> _Goal_
Take each line containing the word "Nodo" and copy it.

> _Dataset extract_
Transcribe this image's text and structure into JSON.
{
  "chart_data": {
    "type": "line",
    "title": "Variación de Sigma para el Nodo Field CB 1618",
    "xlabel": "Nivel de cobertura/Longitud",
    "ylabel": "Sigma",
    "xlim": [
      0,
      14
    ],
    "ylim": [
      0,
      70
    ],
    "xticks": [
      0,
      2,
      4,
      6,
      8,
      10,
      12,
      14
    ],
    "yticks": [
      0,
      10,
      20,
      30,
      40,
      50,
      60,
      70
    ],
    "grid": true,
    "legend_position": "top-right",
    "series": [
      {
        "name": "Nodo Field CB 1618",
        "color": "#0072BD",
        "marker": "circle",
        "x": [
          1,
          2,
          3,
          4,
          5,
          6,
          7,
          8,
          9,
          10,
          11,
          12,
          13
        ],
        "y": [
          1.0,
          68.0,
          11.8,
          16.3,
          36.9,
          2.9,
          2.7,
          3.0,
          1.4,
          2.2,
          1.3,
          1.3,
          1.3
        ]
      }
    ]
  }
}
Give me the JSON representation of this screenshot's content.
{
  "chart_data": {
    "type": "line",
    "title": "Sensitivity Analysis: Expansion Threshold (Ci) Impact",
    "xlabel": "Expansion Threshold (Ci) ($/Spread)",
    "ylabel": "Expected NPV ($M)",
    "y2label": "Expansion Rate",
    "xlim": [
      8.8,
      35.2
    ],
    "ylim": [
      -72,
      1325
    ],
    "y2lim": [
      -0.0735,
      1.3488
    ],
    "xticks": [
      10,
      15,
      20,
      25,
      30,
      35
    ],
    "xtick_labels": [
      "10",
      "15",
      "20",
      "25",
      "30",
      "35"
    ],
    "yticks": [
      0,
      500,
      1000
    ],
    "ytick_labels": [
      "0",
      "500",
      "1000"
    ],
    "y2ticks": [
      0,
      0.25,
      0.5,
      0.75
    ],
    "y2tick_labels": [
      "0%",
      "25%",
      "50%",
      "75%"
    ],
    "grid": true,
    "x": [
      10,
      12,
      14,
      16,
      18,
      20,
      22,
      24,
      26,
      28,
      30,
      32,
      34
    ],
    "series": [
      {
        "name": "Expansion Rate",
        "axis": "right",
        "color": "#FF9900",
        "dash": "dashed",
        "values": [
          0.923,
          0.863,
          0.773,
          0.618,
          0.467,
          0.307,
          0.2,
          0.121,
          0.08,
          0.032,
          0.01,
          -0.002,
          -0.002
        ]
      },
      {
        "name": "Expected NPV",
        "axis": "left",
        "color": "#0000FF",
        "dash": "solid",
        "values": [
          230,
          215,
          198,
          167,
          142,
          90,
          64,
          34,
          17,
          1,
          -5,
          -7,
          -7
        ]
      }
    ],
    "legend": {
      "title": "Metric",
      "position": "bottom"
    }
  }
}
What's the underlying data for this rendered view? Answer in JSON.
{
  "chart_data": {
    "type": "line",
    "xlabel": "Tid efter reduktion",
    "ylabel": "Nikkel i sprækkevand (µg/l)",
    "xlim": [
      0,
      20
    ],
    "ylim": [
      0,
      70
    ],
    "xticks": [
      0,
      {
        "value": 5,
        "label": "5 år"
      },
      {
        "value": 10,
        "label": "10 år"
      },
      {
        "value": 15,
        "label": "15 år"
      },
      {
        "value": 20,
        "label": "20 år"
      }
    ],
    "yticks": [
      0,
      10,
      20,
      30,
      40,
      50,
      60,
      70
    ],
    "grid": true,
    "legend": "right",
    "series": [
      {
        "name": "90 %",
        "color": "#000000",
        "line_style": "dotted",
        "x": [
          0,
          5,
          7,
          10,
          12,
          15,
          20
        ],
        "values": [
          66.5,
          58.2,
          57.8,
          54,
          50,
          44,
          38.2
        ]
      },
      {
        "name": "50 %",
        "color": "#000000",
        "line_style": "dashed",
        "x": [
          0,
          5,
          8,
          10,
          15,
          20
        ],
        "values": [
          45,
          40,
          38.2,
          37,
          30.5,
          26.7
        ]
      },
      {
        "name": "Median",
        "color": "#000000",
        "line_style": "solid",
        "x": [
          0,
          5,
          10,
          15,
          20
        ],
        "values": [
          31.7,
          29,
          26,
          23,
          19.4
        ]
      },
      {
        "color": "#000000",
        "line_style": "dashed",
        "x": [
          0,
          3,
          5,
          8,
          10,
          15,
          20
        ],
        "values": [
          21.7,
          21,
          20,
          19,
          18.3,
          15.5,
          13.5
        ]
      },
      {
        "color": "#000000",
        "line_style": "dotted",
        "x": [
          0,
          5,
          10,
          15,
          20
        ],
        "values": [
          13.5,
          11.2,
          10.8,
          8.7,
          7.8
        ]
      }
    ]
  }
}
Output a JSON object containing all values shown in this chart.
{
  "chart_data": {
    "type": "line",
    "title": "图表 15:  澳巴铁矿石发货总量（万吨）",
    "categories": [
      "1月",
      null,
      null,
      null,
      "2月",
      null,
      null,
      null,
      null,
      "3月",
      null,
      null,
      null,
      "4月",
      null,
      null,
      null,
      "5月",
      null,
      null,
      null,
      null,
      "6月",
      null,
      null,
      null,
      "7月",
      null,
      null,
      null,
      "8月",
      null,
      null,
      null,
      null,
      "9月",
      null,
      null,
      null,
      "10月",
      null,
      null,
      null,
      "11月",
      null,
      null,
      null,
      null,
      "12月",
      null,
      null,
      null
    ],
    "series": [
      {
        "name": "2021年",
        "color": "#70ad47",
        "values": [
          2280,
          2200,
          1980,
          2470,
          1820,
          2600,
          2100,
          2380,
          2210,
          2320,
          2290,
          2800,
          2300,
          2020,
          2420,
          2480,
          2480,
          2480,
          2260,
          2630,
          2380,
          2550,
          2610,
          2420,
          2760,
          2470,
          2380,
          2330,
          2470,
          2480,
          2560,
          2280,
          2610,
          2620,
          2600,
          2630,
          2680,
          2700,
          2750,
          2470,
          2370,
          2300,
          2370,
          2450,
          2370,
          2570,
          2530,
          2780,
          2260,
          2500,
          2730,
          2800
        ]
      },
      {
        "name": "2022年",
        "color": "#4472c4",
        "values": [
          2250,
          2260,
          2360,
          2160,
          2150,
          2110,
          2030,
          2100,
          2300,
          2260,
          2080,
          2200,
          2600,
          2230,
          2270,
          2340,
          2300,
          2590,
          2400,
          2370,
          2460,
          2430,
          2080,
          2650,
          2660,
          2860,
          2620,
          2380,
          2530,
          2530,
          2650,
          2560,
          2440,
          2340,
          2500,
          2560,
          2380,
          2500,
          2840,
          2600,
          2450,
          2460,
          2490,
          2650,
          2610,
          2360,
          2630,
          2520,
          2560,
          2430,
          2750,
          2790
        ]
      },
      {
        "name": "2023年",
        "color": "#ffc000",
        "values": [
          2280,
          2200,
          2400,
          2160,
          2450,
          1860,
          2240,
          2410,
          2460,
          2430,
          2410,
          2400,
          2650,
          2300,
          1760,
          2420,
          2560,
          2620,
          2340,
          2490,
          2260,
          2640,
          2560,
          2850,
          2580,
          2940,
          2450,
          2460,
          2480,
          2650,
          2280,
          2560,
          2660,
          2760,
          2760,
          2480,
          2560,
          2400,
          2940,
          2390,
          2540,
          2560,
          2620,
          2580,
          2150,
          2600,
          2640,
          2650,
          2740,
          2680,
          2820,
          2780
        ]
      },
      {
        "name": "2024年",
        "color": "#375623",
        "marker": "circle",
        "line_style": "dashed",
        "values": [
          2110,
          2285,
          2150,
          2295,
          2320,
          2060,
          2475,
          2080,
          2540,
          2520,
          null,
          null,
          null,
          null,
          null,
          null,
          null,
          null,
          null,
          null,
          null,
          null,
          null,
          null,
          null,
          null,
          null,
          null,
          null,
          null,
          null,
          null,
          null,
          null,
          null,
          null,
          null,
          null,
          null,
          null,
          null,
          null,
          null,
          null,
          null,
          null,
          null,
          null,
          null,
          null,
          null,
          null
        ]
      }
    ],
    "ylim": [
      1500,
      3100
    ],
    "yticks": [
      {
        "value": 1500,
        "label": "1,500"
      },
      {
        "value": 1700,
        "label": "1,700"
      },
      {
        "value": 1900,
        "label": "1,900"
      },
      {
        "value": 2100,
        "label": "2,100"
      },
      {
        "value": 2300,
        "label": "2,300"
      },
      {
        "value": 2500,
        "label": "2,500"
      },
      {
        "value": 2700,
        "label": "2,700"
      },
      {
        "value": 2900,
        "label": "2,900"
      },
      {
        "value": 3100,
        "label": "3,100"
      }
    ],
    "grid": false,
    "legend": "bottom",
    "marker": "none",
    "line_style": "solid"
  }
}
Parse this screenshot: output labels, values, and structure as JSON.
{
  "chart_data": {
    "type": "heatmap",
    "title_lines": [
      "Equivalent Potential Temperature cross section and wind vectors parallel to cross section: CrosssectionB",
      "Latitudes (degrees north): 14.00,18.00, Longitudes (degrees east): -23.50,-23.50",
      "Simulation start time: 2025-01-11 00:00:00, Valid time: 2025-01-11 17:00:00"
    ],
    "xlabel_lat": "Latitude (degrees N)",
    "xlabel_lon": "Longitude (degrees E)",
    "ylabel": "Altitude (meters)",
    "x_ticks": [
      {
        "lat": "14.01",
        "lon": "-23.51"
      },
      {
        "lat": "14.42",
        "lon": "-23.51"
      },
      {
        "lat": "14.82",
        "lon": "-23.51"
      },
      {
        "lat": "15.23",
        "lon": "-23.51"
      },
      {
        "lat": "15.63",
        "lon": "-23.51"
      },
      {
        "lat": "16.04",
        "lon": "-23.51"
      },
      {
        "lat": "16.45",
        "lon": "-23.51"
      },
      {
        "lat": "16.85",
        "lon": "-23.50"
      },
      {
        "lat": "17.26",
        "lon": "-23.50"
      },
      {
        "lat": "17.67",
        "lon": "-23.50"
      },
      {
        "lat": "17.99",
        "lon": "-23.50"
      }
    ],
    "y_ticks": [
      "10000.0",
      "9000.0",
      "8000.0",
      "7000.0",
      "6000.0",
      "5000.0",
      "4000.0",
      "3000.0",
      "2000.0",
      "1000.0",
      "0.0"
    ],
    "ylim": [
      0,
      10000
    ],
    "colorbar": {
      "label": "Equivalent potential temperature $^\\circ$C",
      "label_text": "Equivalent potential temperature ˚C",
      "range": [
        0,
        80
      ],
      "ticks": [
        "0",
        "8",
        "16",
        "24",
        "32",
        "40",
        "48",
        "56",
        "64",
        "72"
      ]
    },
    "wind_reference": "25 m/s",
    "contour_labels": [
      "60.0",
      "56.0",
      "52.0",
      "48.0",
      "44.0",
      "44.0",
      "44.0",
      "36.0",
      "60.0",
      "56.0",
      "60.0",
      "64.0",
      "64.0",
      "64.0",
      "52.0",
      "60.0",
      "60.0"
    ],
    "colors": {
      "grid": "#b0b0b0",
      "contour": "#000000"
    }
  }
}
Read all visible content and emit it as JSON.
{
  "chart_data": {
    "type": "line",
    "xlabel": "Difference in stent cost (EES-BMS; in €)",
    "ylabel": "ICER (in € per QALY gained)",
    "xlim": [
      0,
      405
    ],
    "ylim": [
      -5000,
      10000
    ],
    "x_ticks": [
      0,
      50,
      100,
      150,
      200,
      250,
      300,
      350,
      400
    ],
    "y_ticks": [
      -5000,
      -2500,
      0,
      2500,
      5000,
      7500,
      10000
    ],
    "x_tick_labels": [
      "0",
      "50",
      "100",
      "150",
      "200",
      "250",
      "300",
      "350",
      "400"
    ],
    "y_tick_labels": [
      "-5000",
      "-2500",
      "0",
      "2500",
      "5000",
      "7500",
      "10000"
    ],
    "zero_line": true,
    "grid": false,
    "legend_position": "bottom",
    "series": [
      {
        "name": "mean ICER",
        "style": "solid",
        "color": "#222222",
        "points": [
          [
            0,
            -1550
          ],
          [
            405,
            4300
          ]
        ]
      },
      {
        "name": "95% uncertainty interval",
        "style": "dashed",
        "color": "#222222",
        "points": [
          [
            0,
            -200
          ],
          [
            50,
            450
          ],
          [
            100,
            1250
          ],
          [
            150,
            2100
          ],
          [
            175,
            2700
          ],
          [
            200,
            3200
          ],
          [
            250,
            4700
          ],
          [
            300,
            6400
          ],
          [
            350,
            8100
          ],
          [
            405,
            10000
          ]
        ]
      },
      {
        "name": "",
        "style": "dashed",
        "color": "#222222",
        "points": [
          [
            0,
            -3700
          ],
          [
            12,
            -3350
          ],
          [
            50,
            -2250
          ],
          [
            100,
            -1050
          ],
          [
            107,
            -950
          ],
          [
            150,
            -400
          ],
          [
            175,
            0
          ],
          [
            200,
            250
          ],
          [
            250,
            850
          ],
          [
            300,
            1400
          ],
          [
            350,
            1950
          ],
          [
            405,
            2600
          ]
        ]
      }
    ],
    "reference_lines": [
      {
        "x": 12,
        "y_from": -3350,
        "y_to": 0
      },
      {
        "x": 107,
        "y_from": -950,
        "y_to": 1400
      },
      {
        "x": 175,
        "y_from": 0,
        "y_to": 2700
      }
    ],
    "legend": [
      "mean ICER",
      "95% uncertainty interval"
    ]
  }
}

> _Written reply_
    "title": "Variación de Sigma para el Nodo Field CB 1618",
        "name": "Nodo Field CB 1618",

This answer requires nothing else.